>>>>>

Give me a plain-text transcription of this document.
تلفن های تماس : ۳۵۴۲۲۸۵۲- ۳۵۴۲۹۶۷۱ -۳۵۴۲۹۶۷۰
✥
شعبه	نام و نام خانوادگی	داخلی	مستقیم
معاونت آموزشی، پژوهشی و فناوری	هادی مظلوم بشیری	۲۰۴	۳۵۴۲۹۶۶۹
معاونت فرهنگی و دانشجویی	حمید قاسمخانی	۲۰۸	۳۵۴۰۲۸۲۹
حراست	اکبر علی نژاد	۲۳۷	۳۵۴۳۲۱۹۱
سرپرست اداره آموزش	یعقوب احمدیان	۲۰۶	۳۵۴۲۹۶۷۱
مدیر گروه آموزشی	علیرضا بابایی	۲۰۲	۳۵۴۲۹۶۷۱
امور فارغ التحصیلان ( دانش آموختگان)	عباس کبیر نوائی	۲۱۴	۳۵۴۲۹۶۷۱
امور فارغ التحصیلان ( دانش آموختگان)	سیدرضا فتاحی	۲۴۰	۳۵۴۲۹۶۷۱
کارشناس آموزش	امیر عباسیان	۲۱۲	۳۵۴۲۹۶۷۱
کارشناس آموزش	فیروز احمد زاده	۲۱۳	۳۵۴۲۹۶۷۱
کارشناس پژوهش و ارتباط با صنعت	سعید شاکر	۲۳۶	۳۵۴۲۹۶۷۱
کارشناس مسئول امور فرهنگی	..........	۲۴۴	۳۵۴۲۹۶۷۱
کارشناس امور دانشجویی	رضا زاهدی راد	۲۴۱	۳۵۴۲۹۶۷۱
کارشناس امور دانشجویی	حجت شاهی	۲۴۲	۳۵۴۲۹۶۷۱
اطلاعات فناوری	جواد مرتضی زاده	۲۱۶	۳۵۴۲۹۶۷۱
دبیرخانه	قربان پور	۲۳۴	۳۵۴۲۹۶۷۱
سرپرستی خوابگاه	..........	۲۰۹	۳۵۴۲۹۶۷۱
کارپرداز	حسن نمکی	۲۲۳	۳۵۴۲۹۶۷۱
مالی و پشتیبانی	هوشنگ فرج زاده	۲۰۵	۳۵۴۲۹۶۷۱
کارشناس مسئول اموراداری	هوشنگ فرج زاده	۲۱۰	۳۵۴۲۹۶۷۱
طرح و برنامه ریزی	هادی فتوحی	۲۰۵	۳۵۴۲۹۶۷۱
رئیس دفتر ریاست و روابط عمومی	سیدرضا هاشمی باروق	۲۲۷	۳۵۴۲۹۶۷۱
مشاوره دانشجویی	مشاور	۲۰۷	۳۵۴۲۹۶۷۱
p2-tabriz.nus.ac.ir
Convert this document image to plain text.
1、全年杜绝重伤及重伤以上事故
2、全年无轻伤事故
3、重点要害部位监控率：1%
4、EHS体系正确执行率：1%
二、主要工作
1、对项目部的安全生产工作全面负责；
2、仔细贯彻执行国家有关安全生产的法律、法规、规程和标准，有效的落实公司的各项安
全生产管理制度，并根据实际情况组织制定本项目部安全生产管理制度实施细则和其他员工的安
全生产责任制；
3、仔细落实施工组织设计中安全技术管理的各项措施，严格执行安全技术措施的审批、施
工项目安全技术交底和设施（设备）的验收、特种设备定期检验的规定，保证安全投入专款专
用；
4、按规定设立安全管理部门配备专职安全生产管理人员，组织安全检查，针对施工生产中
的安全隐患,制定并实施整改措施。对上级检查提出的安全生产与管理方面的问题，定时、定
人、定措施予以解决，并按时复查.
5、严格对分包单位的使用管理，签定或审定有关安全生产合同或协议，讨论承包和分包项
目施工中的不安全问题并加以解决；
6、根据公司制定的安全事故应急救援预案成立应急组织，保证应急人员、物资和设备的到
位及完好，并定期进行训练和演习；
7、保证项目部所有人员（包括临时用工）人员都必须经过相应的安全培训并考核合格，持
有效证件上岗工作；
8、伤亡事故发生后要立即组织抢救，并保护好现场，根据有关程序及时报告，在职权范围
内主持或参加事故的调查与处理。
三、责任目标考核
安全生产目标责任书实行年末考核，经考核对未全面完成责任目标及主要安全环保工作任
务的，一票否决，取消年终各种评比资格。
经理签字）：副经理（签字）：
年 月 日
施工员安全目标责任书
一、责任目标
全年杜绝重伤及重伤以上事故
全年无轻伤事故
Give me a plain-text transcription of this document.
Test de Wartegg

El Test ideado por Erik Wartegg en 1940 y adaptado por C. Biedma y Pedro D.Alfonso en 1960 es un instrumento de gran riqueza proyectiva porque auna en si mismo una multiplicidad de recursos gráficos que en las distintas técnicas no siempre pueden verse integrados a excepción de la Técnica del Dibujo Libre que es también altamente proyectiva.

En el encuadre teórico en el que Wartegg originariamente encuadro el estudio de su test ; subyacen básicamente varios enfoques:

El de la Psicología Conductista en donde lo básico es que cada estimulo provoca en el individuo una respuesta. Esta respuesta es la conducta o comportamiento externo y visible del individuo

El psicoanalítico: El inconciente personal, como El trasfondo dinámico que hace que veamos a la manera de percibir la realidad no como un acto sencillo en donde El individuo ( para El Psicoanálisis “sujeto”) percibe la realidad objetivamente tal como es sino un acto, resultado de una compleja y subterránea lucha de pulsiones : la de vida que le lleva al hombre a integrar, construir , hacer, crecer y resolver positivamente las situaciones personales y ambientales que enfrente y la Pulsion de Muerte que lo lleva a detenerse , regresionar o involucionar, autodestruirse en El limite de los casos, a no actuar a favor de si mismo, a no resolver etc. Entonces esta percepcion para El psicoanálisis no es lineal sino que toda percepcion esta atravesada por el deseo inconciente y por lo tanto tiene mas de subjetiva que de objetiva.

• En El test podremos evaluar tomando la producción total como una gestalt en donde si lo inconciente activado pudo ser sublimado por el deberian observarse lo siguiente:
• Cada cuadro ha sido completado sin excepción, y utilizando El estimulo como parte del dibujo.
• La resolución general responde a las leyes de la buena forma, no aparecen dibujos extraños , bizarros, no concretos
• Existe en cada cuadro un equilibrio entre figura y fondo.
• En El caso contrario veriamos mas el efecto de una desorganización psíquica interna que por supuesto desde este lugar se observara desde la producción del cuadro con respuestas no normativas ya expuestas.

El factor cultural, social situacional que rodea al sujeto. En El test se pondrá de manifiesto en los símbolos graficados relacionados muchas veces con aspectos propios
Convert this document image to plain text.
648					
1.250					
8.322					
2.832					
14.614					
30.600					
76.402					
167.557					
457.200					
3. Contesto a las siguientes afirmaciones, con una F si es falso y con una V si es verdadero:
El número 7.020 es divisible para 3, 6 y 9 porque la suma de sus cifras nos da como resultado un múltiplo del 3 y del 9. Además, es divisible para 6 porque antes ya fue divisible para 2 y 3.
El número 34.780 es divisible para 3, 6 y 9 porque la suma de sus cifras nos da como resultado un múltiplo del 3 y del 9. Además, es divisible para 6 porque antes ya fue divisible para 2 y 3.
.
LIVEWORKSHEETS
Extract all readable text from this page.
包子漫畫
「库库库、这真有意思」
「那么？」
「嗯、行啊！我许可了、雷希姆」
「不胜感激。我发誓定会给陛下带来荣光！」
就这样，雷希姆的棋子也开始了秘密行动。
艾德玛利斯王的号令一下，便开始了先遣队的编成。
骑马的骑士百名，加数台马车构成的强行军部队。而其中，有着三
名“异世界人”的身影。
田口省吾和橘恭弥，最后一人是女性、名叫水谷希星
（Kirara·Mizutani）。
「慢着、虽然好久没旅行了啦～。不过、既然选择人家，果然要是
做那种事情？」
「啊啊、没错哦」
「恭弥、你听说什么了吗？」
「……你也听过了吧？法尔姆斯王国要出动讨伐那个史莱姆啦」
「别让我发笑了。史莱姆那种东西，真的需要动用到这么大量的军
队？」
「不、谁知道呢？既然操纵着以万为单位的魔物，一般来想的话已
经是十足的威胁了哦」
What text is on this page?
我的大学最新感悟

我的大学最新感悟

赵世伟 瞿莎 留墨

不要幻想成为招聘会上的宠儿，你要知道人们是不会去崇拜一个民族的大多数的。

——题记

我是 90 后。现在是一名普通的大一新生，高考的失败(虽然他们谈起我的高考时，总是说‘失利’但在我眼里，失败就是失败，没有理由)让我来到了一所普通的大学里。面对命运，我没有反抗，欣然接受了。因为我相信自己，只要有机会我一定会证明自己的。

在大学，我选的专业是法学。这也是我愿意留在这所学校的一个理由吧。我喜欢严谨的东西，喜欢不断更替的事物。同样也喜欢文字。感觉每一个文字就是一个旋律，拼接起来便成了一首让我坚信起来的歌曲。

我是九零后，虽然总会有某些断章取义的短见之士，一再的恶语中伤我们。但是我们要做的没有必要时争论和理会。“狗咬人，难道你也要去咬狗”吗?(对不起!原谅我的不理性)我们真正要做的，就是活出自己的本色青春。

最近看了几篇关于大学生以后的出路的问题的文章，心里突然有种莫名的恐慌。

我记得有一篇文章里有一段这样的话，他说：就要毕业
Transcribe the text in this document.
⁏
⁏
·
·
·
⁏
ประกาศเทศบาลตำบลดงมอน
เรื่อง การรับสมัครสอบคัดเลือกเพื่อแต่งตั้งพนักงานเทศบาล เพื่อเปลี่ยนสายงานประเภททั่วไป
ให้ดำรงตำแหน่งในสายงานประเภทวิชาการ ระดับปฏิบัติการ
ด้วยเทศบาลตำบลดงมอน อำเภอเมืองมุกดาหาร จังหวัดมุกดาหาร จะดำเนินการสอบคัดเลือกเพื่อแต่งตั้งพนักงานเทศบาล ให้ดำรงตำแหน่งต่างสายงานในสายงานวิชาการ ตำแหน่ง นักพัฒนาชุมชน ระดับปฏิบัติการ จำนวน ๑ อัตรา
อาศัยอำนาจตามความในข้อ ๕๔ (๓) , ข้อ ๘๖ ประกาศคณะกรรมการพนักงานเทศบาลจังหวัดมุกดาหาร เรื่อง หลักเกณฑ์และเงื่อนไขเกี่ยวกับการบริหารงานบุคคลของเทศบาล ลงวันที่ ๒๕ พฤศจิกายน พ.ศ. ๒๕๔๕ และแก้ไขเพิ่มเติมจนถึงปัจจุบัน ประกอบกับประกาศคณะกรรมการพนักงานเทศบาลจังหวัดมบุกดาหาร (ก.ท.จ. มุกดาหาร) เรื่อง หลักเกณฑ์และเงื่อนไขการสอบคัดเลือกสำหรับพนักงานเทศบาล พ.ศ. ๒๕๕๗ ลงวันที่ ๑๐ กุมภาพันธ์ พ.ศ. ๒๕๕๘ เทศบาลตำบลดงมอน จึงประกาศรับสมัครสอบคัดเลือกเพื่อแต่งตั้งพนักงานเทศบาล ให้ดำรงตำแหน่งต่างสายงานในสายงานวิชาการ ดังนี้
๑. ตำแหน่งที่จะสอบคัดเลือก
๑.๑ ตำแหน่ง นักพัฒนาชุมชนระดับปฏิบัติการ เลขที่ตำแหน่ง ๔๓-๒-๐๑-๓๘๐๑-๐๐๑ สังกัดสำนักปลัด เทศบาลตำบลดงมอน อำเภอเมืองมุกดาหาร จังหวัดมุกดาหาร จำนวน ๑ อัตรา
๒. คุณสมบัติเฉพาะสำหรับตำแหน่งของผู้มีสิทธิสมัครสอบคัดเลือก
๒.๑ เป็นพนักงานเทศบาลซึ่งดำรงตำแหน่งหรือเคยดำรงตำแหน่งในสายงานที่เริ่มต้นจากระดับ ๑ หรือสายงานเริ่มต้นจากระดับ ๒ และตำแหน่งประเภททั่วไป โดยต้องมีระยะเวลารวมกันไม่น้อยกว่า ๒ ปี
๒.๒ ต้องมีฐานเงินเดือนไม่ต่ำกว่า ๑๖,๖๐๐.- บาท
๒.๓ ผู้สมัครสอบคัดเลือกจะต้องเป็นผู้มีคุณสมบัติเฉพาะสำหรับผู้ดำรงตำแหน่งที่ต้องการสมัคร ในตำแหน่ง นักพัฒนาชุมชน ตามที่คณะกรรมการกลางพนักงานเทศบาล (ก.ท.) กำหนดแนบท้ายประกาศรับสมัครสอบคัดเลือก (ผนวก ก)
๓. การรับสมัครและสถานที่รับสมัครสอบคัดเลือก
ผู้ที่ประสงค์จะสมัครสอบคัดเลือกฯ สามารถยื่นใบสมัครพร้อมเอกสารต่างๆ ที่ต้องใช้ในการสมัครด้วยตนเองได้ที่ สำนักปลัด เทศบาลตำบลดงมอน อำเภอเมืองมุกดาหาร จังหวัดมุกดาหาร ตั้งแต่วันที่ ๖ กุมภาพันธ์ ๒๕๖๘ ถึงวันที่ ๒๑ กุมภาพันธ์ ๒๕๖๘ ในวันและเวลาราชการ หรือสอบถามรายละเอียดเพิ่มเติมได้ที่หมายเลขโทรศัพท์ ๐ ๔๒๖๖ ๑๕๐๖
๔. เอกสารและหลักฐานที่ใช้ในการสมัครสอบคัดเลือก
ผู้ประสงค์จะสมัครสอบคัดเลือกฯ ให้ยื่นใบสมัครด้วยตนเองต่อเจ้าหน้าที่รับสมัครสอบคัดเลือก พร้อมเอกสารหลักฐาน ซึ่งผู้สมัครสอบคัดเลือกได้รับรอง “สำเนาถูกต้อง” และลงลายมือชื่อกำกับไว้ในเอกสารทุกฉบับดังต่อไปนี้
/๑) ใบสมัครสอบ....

<<<<<

TASK DESCRIPTION
Respond with nothing but the number of lines in the entries that contain the string "سیدرضا".

FINAL RESULT
2